* _What to produce_:
Find and copy the lines in the records beneath this task that contain the word "Department".

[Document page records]
=== Section Start ===
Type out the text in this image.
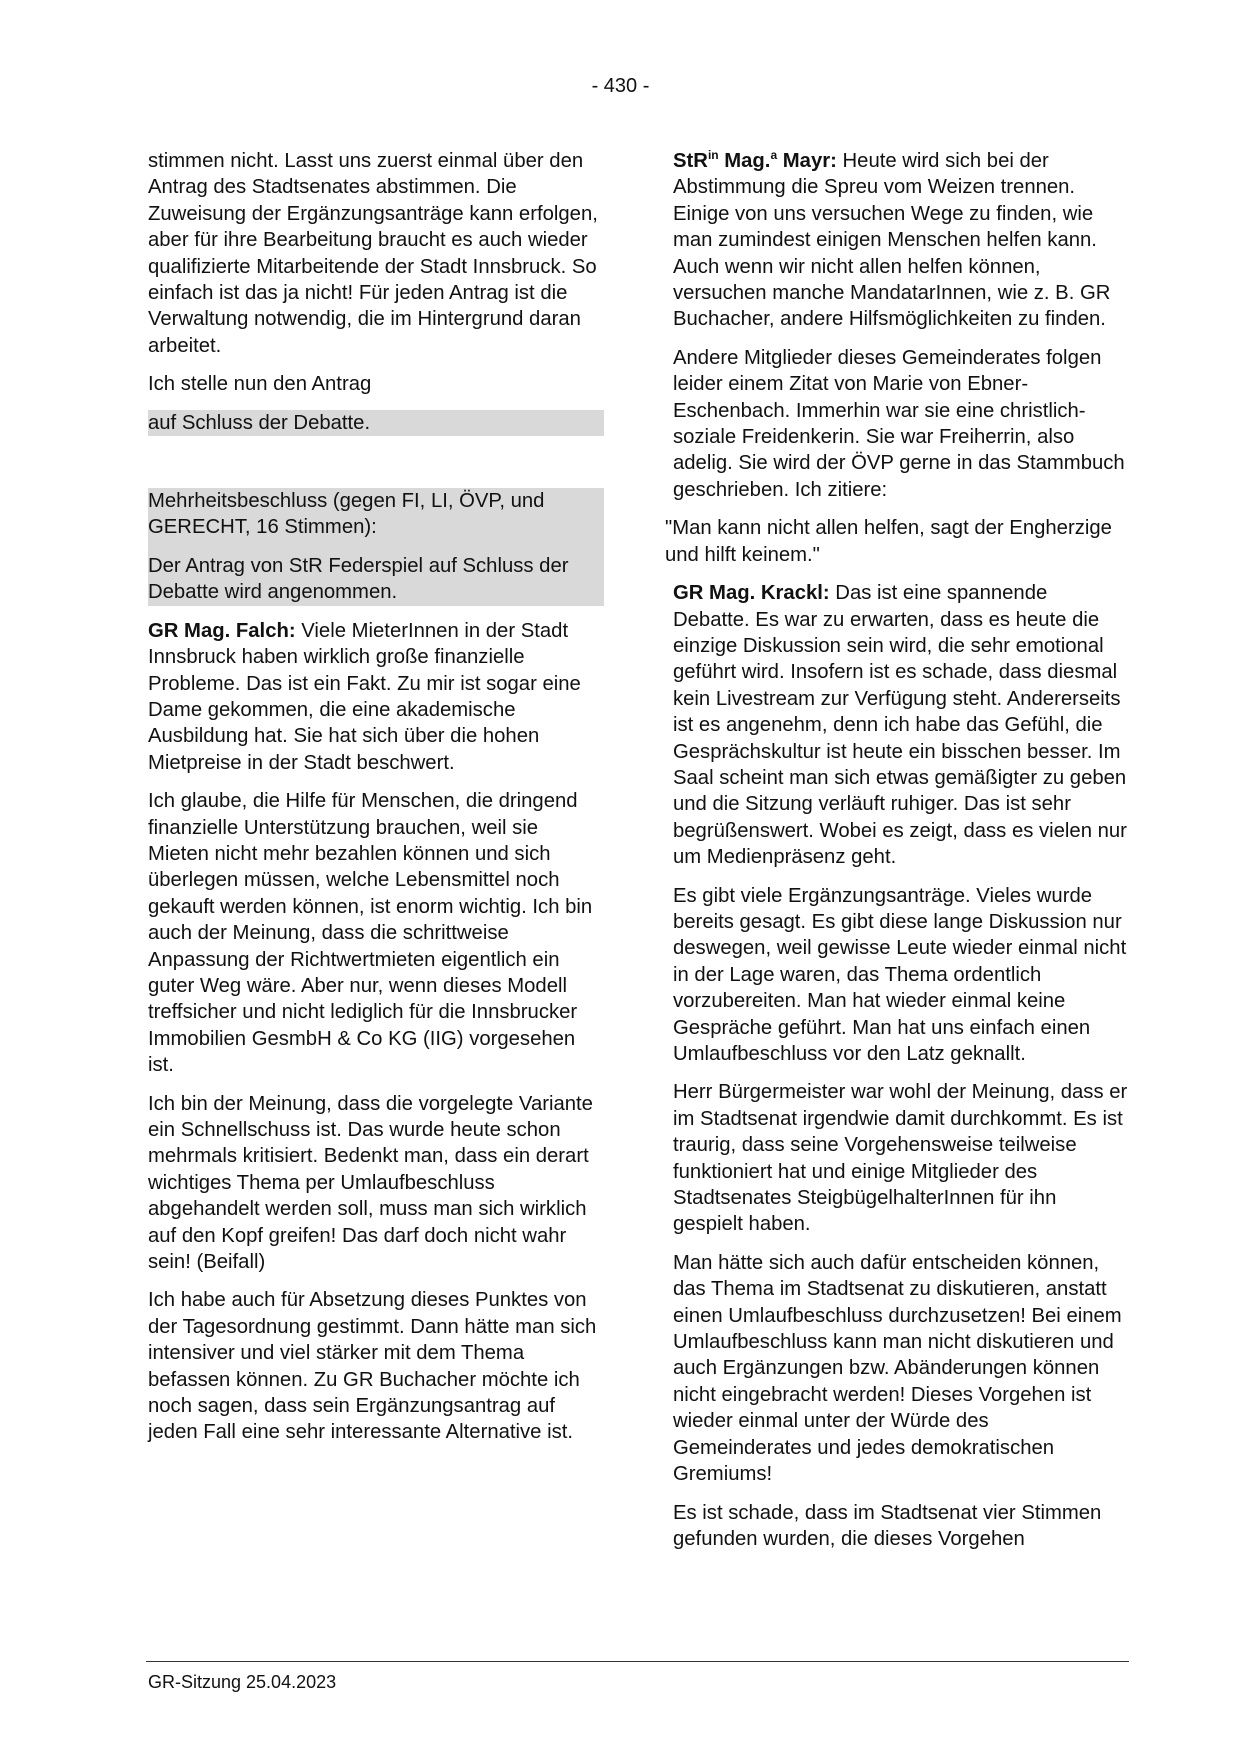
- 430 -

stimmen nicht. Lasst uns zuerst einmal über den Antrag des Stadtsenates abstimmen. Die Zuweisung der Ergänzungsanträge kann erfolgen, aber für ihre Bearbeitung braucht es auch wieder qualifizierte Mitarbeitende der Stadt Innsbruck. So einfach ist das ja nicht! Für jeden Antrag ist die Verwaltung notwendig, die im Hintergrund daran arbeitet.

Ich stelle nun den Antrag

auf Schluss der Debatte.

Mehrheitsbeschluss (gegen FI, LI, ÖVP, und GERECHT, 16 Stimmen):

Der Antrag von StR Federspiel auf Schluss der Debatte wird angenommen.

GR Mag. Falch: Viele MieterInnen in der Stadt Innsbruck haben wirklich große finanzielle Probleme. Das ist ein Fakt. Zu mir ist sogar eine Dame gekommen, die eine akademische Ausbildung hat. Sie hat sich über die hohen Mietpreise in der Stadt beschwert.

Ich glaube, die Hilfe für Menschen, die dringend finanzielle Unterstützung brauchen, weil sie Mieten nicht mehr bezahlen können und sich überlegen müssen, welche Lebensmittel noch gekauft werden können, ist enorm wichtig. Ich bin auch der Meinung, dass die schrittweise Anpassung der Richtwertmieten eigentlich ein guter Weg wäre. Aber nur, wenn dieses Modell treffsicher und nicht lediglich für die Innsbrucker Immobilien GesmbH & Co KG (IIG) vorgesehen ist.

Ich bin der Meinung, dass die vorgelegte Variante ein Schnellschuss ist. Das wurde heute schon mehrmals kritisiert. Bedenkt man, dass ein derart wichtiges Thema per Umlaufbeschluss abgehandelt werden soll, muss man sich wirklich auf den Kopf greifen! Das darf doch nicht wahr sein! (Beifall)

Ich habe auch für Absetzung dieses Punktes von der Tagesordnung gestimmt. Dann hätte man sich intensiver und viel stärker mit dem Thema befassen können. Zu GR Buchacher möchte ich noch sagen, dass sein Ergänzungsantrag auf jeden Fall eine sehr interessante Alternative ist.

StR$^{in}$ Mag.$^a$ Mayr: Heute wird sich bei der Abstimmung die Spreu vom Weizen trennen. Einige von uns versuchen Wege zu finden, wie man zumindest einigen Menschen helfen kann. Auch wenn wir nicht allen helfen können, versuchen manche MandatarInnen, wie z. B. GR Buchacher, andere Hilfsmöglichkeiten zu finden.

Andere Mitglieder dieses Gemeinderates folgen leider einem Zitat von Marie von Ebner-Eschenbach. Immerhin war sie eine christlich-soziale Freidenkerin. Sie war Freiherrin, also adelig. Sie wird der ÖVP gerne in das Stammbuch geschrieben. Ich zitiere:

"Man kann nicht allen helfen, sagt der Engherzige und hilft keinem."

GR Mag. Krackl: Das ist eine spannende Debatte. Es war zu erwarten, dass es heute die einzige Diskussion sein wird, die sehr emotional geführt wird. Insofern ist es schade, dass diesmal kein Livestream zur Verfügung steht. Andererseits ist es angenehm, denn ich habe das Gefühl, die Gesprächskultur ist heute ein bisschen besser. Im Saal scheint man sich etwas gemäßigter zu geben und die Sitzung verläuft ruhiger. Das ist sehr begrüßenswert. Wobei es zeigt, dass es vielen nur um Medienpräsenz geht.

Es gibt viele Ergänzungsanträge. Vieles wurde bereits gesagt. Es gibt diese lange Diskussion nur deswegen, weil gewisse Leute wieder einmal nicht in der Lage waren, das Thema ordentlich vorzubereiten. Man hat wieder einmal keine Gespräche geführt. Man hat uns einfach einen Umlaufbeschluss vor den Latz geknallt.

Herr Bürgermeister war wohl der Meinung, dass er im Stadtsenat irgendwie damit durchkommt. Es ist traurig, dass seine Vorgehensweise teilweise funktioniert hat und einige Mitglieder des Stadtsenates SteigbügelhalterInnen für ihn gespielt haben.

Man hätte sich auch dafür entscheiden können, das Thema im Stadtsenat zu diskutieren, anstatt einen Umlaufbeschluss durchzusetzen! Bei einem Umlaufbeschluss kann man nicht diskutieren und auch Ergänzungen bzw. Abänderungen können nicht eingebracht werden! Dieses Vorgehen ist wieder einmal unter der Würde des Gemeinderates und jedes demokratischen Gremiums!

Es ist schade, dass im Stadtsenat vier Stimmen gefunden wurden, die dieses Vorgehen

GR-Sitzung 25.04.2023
=== Section End ===
=== Section Start ===
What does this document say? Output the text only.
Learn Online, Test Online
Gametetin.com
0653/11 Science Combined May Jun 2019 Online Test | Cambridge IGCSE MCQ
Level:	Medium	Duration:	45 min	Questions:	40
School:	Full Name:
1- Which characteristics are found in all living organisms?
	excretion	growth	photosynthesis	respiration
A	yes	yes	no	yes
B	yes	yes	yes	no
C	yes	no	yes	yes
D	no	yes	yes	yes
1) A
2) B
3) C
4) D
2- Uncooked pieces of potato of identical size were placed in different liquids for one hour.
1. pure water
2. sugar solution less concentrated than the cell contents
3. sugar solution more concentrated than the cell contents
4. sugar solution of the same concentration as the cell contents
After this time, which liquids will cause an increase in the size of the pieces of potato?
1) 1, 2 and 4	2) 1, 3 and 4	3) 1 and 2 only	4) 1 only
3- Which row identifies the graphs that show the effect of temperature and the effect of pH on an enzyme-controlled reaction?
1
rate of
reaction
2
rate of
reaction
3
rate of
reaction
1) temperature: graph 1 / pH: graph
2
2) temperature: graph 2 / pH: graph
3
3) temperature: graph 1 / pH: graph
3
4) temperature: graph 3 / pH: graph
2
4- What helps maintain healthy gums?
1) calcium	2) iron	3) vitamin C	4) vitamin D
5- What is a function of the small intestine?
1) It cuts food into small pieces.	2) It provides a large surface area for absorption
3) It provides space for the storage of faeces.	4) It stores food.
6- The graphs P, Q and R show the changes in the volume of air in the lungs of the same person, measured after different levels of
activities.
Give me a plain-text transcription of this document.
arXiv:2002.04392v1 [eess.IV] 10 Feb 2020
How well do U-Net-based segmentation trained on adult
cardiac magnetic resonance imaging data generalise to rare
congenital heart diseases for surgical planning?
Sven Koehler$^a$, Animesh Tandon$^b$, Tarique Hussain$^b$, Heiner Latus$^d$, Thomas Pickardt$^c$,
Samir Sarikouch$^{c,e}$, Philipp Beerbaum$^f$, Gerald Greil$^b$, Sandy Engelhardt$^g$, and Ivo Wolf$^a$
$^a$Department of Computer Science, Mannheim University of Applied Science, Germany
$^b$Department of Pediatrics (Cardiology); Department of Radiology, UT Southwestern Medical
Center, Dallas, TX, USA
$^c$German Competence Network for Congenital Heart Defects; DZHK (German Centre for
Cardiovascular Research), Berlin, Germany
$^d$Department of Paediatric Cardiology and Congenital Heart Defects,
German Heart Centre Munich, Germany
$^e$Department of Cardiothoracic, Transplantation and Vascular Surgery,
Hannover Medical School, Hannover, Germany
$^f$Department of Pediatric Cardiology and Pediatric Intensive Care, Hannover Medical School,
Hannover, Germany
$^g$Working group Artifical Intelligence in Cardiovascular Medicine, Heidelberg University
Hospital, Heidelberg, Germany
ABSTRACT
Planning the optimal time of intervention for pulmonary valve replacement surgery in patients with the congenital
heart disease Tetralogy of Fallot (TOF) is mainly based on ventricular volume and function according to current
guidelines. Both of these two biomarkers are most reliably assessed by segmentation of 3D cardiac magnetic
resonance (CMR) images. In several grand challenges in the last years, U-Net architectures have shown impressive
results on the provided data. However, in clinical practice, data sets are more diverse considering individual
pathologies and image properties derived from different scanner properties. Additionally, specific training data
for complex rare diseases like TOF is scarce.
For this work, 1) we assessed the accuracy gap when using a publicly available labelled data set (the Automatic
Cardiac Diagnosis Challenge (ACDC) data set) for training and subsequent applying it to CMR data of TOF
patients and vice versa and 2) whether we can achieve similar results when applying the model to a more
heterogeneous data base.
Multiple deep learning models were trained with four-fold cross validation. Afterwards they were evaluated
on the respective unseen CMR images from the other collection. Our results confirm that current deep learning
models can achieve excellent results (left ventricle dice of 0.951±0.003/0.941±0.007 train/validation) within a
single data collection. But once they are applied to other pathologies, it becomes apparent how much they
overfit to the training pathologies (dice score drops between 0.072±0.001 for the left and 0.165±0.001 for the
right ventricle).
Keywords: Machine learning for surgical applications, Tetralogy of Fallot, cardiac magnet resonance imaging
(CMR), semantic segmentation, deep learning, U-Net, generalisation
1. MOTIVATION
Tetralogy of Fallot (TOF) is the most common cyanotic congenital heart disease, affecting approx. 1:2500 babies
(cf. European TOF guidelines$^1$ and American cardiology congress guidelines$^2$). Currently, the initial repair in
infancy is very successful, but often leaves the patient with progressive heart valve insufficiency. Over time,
=== Section End ===
* _Answer below_:
$^a$Department of Computer Science, Mannheim University of Applied Science, Germany
$^b$Department of Pediatrics (Cardiology); Department of Radiology, UT Southwestern Medical
$^d$Department of Paediatric Cardiology and Congenital Heart Defects,
$^e$Department of Cardiothoracic, Transplantation and Vascular Surgery,
$^f$Department of Pediatric Cardiology and Pediatric Intensive Care, Hannover Medical School,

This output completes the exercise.